» WRITTEN REQUEST: Go through the material below and copy each line where the word "Associations" appears.

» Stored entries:
----------
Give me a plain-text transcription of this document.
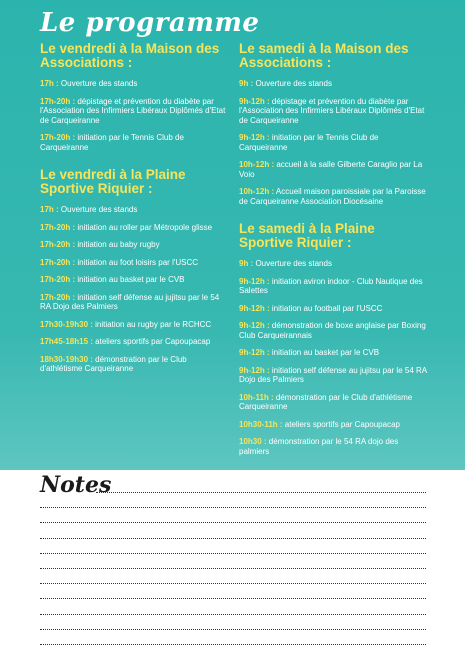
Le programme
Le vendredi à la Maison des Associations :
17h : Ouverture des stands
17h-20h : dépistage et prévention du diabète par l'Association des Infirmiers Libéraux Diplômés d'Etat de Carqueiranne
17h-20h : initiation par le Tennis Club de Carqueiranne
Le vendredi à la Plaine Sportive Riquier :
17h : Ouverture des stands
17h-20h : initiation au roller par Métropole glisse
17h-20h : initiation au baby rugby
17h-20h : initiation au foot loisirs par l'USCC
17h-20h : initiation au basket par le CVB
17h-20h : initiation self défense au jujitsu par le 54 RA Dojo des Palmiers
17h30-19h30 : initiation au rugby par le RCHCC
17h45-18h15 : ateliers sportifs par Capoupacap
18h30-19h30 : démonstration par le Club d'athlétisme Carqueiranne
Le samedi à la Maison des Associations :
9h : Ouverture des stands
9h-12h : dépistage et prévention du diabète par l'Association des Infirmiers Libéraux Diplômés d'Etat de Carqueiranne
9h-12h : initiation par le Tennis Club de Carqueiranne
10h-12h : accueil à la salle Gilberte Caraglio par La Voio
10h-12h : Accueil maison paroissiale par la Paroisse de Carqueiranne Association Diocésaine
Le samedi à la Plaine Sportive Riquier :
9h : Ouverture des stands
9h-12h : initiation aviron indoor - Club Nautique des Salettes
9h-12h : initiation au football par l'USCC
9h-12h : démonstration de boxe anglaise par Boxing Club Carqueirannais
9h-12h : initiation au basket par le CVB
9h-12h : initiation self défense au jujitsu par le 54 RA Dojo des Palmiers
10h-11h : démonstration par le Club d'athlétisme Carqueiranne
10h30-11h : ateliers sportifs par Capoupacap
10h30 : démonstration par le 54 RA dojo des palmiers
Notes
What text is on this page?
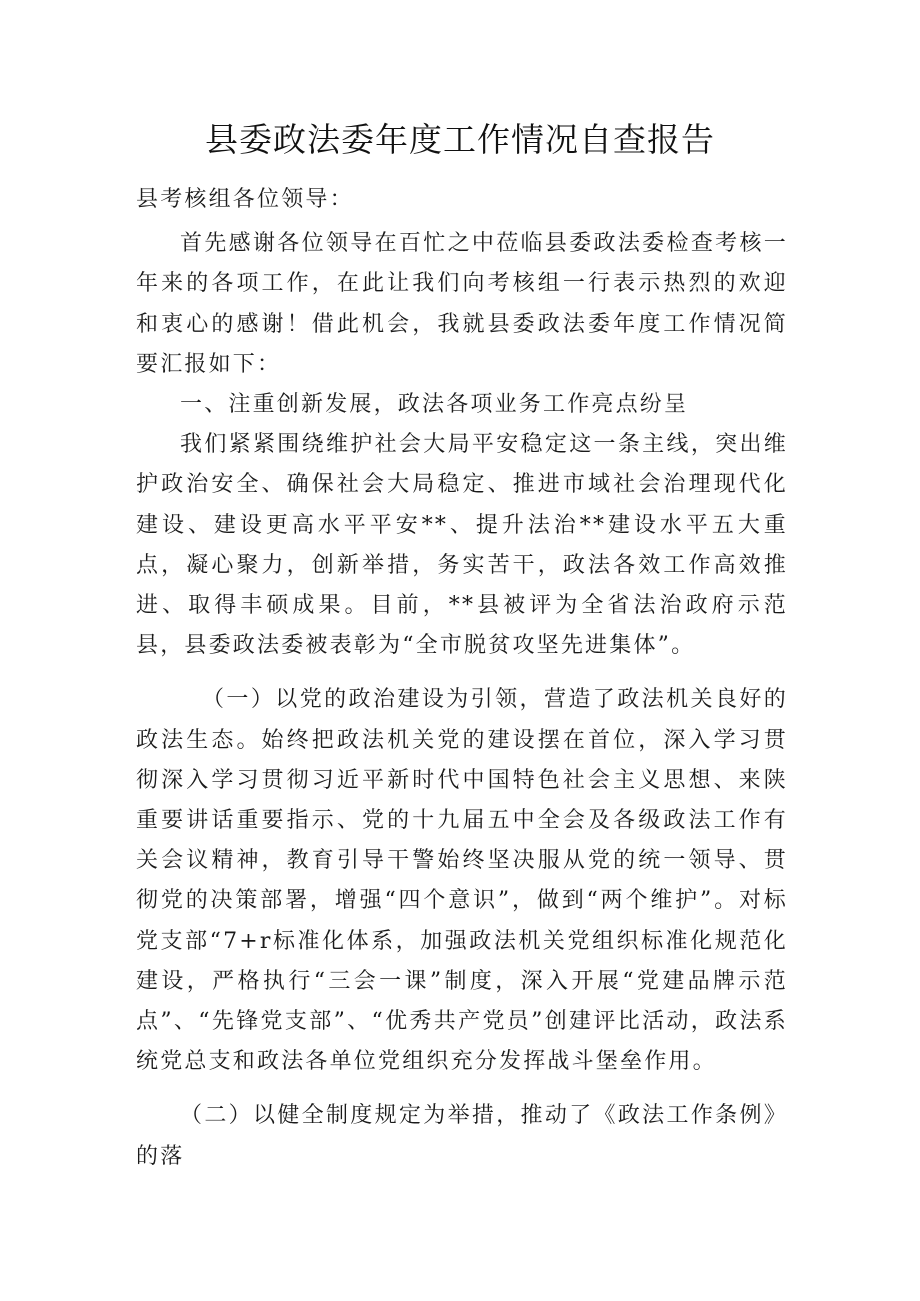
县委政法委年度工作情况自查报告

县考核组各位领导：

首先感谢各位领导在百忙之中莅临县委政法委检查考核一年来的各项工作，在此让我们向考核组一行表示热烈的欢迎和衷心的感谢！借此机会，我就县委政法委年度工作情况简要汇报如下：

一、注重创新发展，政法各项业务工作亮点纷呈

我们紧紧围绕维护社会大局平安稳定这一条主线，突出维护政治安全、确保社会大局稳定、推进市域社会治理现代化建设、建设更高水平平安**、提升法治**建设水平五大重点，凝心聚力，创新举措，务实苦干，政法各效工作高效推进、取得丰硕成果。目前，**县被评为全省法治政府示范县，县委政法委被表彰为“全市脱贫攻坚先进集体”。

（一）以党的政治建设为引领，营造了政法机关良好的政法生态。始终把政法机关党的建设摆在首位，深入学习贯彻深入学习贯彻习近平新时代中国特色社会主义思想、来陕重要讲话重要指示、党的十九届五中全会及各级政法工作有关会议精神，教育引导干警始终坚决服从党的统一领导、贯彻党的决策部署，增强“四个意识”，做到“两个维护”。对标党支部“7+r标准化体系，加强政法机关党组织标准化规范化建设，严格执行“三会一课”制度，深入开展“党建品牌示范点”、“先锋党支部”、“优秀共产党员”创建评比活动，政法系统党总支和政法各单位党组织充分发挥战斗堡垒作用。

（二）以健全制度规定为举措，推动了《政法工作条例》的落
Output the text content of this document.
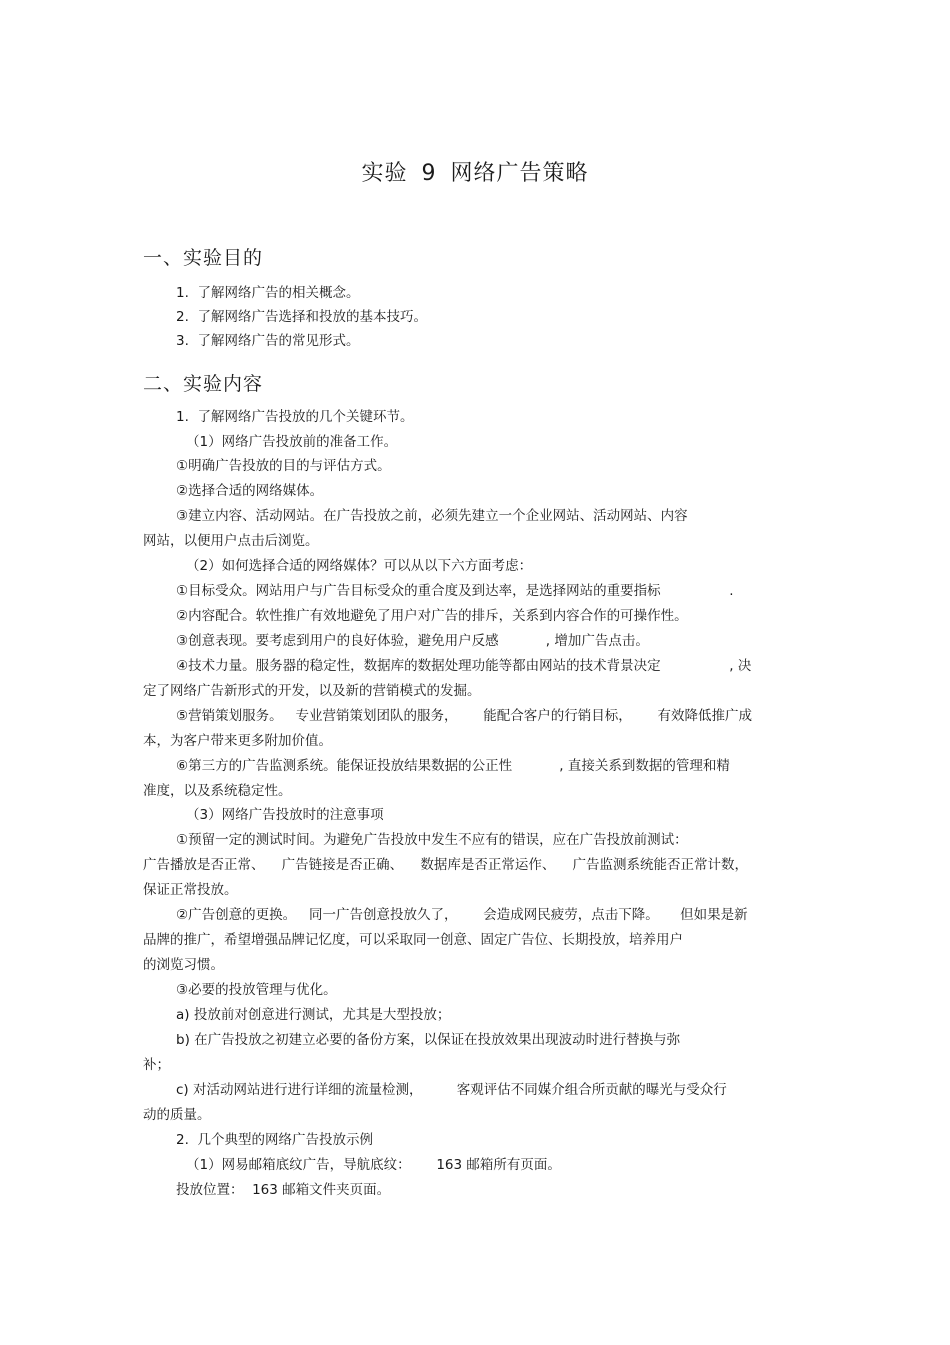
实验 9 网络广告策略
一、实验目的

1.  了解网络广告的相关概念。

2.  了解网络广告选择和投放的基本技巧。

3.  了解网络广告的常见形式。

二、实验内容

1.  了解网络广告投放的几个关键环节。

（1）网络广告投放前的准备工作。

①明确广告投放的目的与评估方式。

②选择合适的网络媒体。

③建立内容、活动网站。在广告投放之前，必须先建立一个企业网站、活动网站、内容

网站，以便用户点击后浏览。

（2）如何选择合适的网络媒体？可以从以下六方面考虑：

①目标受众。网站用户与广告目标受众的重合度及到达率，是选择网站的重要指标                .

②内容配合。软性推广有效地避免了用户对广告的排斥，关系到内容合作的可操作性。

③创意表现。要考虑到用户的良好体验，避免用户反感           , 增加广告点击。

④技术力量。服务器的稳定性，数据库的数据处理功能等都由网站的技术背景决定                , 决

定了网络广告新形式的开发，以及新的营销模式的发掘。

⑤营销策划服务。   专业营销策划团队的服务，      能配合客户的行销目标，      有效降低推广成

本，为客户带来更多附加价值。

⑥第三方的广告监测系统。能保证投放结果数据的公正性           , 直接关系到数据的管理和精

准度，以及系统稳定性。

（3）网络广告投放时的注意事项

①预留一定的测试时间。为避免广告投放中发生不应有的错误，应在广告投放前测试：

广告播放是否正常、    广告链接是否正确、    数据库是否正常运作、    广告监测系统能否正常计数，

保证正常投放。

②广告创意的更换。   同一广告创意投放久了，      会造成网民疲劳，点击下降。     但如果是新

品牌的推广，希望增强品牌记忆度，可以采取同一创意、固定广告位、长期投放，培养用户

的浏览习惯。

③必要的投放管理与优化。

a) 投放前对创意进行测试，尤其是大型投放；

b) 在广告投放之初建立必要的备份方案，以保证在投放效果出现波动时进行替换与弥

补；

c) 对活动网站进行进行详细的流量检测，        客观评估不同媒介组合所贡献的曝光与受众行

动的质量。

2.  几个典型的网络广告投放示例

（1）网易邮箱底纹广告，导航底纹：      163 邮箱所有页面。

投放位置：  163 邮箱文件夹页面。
----------
» TASK ANSWER:
Le vendredi à la Maison des Associations :
Le samedi à la Maison des Associations :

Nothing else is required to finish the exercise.